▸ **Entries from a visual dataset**
***
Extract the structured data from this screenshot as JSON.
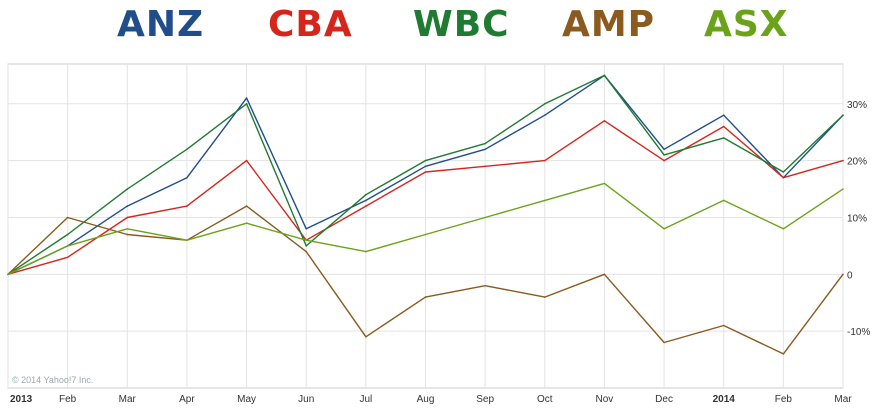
{
  "legend": [
    {
      "name": "ANZ",
      "color": "#1f4e8a"
    },
    {
      "name": "CBA",
      "color": "#d6261c"
    },
    {
      "name": "WBC",
      "color": "#1f7a32"
    },
    {
      "name": "AMP",
      "color": "#8a5a1e"
    },
    {
      "name": "ASX",
      "color": "#6aa31a"
    }
  ],
  "copyright": "© 2014 Yahoo!7 Inc.",
  "chart_data": {
    "type": "line",
    "x_tick_labels": [
      "2013",
      "Feb",
      "Mar",
      "Apr",
      "May",
      "Jun",
      "Jul",
      "Aug",
      "Sep",
      "Oct",
      "Nov",
      "Dec",
      "2014",
      "Feb",
      "Mar"
    ],
    "y_tick_labels": [
      "30%",
      "20%",
      "10%",
      "0",
      "-10%"
    ],
    "y_ticks": [
      30,
      20,
      10,
      0,
      -10
    ],
    "ylim": [
      -20,
      37
    ],
    "x": [
      "2013-01",
      "2013-02",
      "2013-03",
      "2013-04",
      "2013-05",
      "2013-06",
      "2013-07",
      "2013-08",
      "2013-09",
      "2013-10",
      "2013-11",
      "2013-12",
      "2014-01",
      "2014-02",
      "2014-03"
    ],
    "series": [
      {
        "name": "ANZ",
        "color": "#1f4e8a",
        "values": [
          0,
          5,
          12,
          17,
          31,
          8,
          13,
          19,
          22,
          28,
          35,
          22,
          28,
          17,
          28
        ]
      },
      {
        "name": "CBA",
        "color": "#d6261c",
        "values": [
          0,
          3,
          10,
          12,
          20,
          6,
          12,
          18,
          19,
          20,
          27,
          20,
          26,
          17,
          20
        ]
      },
      {
        "name": "WBC",
        "color": "#1f7a32",
        "values": [
          0,
          7,
          15,
          22,
          30,
          5,
          14,
          20,
          23,
          30,
          35,
          21,
          24,
          18,
          28
        ]
      },
      {
        "name": "AMP",
        "color": "#8a5a1e",
        "values": [
          0,
          10,
          7,
          6,
          12,
          4,
          -11,
          -4,
          -2,
          -4,
          0,
          -12,
          -9,
          -14,
          0
        ]
      },
      {
        "name": "ASX",
        "color": "#6aa31a",
        "values": [
          0,
          5,
          8,
          6,
          9,
          6,
          4,
          7,
          10,
          13,
          16,
          8,
          13,
          8,
          15
        ]
      }
    ]
  }
}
***
▸ **EXERCISE DESCRIPTION**
Output the records above exactly as they are, leaving out the pictures.

▸ **SOLUTION TO THE PROBLEM**
Extract the structured data from this screenshot as JSON.
{
  "legend": [
    {
      "name": "ANZ",
      "color": "#1f4e8a"
    },
    {
      "name": "CBA",
      "color": "#d6261c"
    },
    {
      "name": "WBC",
      "color": "#1f7a32"
    },
    {
      "name": "AMP",
      "color": "#8a5a1e"
    },
    {
      "name": "ASX",
      "color": "#6aa31a"
    }
  ],
  "copyright": "© 2014 Yahoo!7 Inc.",
  "chart_data": {
    "type": "line",
    "x_tick_labels": [
      "2013",
      "Feb",
      "Mar",
      "Apr",
      "May",
      "Jun",
      "Jul",
      "Aug",
      "Sep",
      "Oct",
      "Nov",
      "Dec",
      "2014",
      "Feb",
      "Mar"
    ],
    "y_tick_labels": [
      "30%",
      "20%",
      "10%",
      "0",
      "-10%"
    ],
    "y_ticks": [
      30,
      20,
      10,
      0,
      -10
    ],
    "ylim": [
      -20,
      37
    ],
    "x": [
      "2013-01",
      "2013-02",
      "2013-03",
      "2013-04",
      "2013-05",
      "2013-06",
      "2013-07",
      "2013-08",
      "2013-09",
      "2013-10",
      "2013-11",
      "2013-12",
      "2014-01",
      "2014-02",
      "2014-03"
    ],
    "series": [
      {
        "name": "ANZ",
        "color": "#1f4e8a",
        "values": [
          0,
          5,
          12,
          17,
          31,
          8,
          13,
          19,
          22,
          28,
          35,
          22,
          28,
          17,
          28
        ]
      },
      {
        "name": "CBA",
        "color": "#d6261c",
        "values": [
          0,
          3,
          10,
          12,
          20,
          6,
          12,
          18,
          19,
          20,
          27,
          20,
          26,
          17,
          20
        ]
      },
      {
        "name": "WBC",
        "color": "#1f7a32",
        "values": [
          0,
          7,
          15,
          22,
          30,
          5,
          14,
          20,
          23,
          30,
          35,
          21,
          24,
          18,
          28
        ]
      },
      {
        "name": "AMP",
        "color": "#8a5a1e",
        "values": [
          0,
          10,
          7,
          6,
          12,
          4,
          -11,
          -4,
          -2,
          -4,
          0,
          -12,
          -9,
          -14,
          0
        ]
      },
      {
        "name": "ASX",
        "color": "#6aa31a",
        "values": [
          0,
          5,
          8,
          6,
          9,
          6,
          4,
          7,
          10,
          13,
          16,
          8,
          13,
          8,
          15
        ]
      }
    ]
  }
}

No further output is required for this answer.